**Your task**
Go over the entries below line by line, copying each one that contains the word "name".

(Dataset records on visual material)

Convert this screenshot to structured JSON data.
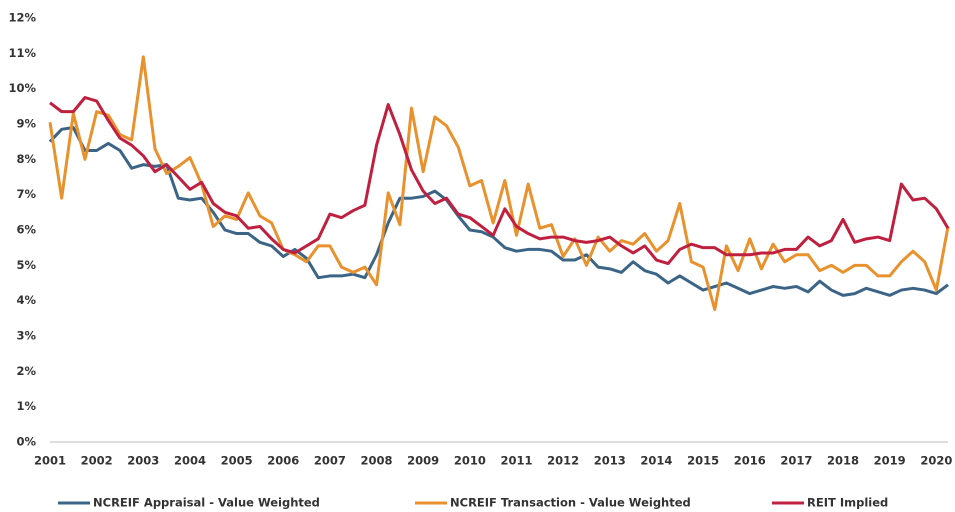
{
  "chart_data": {
    "type": "line",
    "categories": [
      "2001",
      null,
      null,
      null,
      "2002",
      null,
      null,
      null,
      "2003",
      null,
      null,
      null,
      "2004",
      null,
      null,
      null,
      "2005",
      null,
      null,
      null,
      "2006",
      null,
      null,
      null,
      "2007",
      null,
      null,
      null,
      "2008",
      null,
      null,
      null,
      "2009",
      null,
      null,
      null,
      "2010",
      null,
      null,
      null,
      "2011",
      null,
      null,
      null,
      "2012",
      null,
      null,
      null,
      "2013",
      null,
      null,
      null,
      "2014",
      null,
      null,
      null,
      "2015",
      null,
      null,
      null,
      "2016",
      null,
      null,
      null,
      "2017",
      null,
      null,
      null,
      "2018",
      null,
      null,
      null,
      "2019",
      null,
      null,
      null,
      "2020",
      null
    ],
    "series": [
      {
        "name": "NCREIF Appraisal - Value Weighted",
        "color": "#3b6487",
        "values": [
          8.5,
          8.85,
          8.9,
          8.25,
          8.25,
          8.45,
          8.25,
          7.75,
          7.85,
          7.8,
          7.85,
          6.9,
          6.85,
          6.9,
          6.5,
          6.0,
          5.9,
          5.9,
          5.65,
          5.55,
          5.25,
          5.45,
          5.2,
          4.65,
          4.7,
          4.7,
          4.75,
          4.65,
          5.3,
          6.2,
          6.9,
          6.9,
          6.95,
          7.1,
          6.85,
          6.4,
          6.0,
          5.95,
          5.8,
          5.5,
          5.4,
          5.45,
          5.45,
          5.4,
          5.15,
          5.15,
          5.3,
          4.95,
          4.9,
          4.8,
          5.1,
          4.85,
          4.75,
          4.5,
          4.7,
          4.5,
          4.3,
          4.4,
          4.5,
          4.35,
          4.2,
          4.3,
          4.4,
          4.35,
          4.4,
          4.25,
          4.55,
          4.3,
          4.15,
          4.2,
          4.35,
          4.25,
          4.15,
          4.3,
          4.35,
          4.3,
          4.2,
          4.45
        ]
      },
      {
        "name": "NCREIF Transaction - Value Weighted",
        "color": "#e8912d",
        "values": [
          9.05,
          6.9,
          9.3,
          8.0,
          9.35,
          9.25,
          8.7,
          8.55,
          10.9,
          8.3,
          7.6,
          7.8,
          8.05,
          7.3,
          6.1,
          6.4,
          6.3,
          7.05,
          6.4,
          6.2,
          5.45,
          5.3,
          5.1,
          5.55,
          5.55,
          4.95,
          4.8,
          4.95,
          4.45,
          7.05,
          6.15,
          9.45,
          7.65,
          9.2,
          8.95,
          8.35,
          7.25,
          7.4,
          6.2,
          7.4,
          5.85,
          7.3,
          6.05,
          6.15,
          5.25,
          5.75,
          5.0,
          5.8,
          5.4,
          5.7,
          5.6,
          5.9,
          5.4,
          5.7,
          6.75,
          5.1,
          4.95,
          3.75,
          5.55,
          4.85,
          5.75,
          4.9,
          5.6,
          5.1,
          5.3,
          5.3,
          4.85,
          5.0,
          4.8,
          5.0,
          5.0,
          4.7,
          4.7,
          5.1,
          5.4,
          5.1,
          4.3,
          6.1
        ]
      },
      {
        "name": "REIT Implied",
        "color": "#c0203f",
        "values": [
          9.6,
          9.35,
          9.35,
          9.75,
          9.65,
          9.1,
          8.6,
          8.4,
          8.1,
          7.65,
          7.85,
          7.5,
          7.15,
          7.35,
          6.75,
          6.5,
          6.4,
          6.05,
          6.1,
          5.75,
          5.45,
          5.35,
          5.55,
          5.75,
          6.45,
          6.35,
          6.55,
          6.7,
          8.4,
          9.55,
          8.7,
          7.7,
          7.1,
          6.75,
          6.9,
          6.45,
          6.35,
          6.1,
          5.85,
          6.6,
          6.1,
          5.9,
          5.75,
          5.8,
          5.8,
          5.7,
          5.65,
          5.7,
          5.8,
          5.55,
          5.35,
          5.55,
          5.15,
          5.05,
          5.45,
          5.6,
          5.5,
          5.5,
          5.3,
          5.3,
          5.3,
          5.35,
          5.35,
          5.45,
          5.45,
          5.8,
          5.55,
          5.7,
          6.3,
          5.65,
          5.75,
          5.8,
          5.7,
          7.3,
          6.85,
          6.9,
          6.6,
          6.05
        ]
      }
    ],
    "ylim": [
      0,
      12
    ],
    "yticks": [
      {
        "value": 0,
        "label": "0%"
      },
      {
        "value": 1,
        "label": "1%"
      },
      {
        "value": 2,
        "label": "2%"
      },
      {
        "value": 3,
        "label": "3%"
      },
      {
        "value": 4,
        "label": "4%"
      },
      {
        "value": 5,
        "label": "5%"
      },
      {
        "value": 6,
        "label": "6%"
      },
      {
        "value": 7,
        "label": "7%"
      },
      {
        "value": 8,
        "label": "8%"
      },
      {
        "value": 9,
        "label": "9%"
      },
      {
        "value": 10,
        "label": "10%"
      },
      {
        "value": 11,
        "label": "11%"
      },
      {
        "value": 12,
        "label": "12%"
      }
    ],
    "legend": "bottom"
  }
}
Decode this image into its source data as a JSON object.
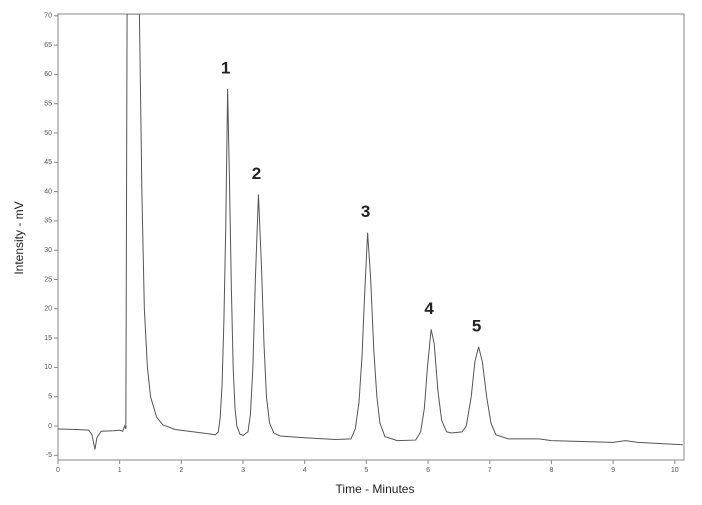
{
  "chart_data": {
    "type": "line",
    "xlabel": "Time - Minutes",
    "ylabel": "Intensity - mV",
    "xlim": [
      0,
      10.15
    ],
    "ylim": [
      -5.8,
      70.3
    ],
    "xticks": [
      0,
      1,
      2,
      3,
      4,
      5,
      6,
      7,
      8,
      9,
      10
    ],
    "yticks": [
      -5,
      0,
      5,
      10,
      15,
      20,
      25,
      30,
      35,
      40,
      45,
      50,
      55,
      60,
      65,
      70
    ],
    "color": "#555555",
    "x": [
      0,
      0.3,
      0.5,
      0.55,
      0.6,
      0.63,
      0.7,
      0.9,
      1.0,
      1.05,
      1.08,
      1.1,
      1.12,
      1.32,
      1.36,
      1.4,
      1.45,
      1.5,
      1.6,
      1.7,
      1.9,
      2.2,
      2.5,
      2.55,
      2.6,
      2.63,
      2.66,
      2.69,
      2.72,
      2.75,
      2.78,
      2.81,
      2.84,
      2.87,
      2.9,
      2.95,
      3.0,
      3.08,
      3.12,
      3.16,
      3.2,
      3.25,
      3.3,
      3.34,
      3.38,
      3.43,
      3.5,
      3.6,
      4.0,
      4.5,
      4.75,
      4.82,
      4.88,
      4.93,
      4.97,
      5.02,
      5.07,
      5.12,
      5.17,
      5.22,
      5.3,
      5.5,
      5.8,
      5.88,
      5.94,
      5.99,
      6.05,
      6.1,
      6.16,
      6.22,
      6.3,
      6.38,
      6.55,
      6.62,
      6.7,
      6.76,
      6.82,
      6.88,
      6.95,
      7.02,
      7.1,
      7.3,
      7.8,
      8.0,
      9.0,
      9.2,
      9.4,
      10.13
    ],
    "values": [
      -0.5,
      -0.6,
      -0.7,
      -1.5,
      -4.0,
      -2.0,
      -0.9,
      -0.8,
      -0.7,
      -0.9,
      0,
      -0.5,
      70.3,
      70.3,
      40,
      20,
      10,
      5,
      1.5,
      0.2,
      -0.6,
      -1.0,
      -1.4,
      -1.5,
      -1.0,
      1.5,
      7,
      18,
      34,
      57.5,
      42,
      24,
      10,
      3,
      0,
      -1.4,
      -1.6,
      -1.0,
      2,
      10,
      25,
      39.5,
      27,
      14,
      5,
      0.5,
      -1.2,
      -1.7,
      -2.0,
      -2.3,
      -2.2,
      -0.5,
      4,
      12,
      22,
      33,
      25,
      13,
      5,
      0.5,
      -1.8,
      -2.5,
      -2.4,
      -1.0,
      3,
      10,
      16.5,
      14,
      6,
      1,
      -1,
      -1.2,
      -1.0,
      0,
      5,
      11,
      13.5,
      11,
      5,
      0.5,
      -1.5,
      -2.2,
      -2.2,
      -2.5,
      -2.8,
      -2.5,
      -2.8,
      -3.2
    ],
    "annotations": [
      {
        "text": "1",
        "x": 2.75,
        "y": 57.5
      },
      {
        "text": "2",
        "x": 3.25,
        "y": 39.5
      },
      {
        "text": "3",
        "x": 5.02,
        "y": 33
      },
      {
        "text": "4",
        "x": 6.05,
        "y": 16.5
      },
      {
        "text": "5",
        "x": 6.82,
        "y": 13.5
      }
    ]
  }
}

**Reply to the exercise**
        "name": "NCREIF Appraisal - Value Weighted",
        "name": "NCREIF Transaction - Value Weighted",
        "name": "REIT Implied",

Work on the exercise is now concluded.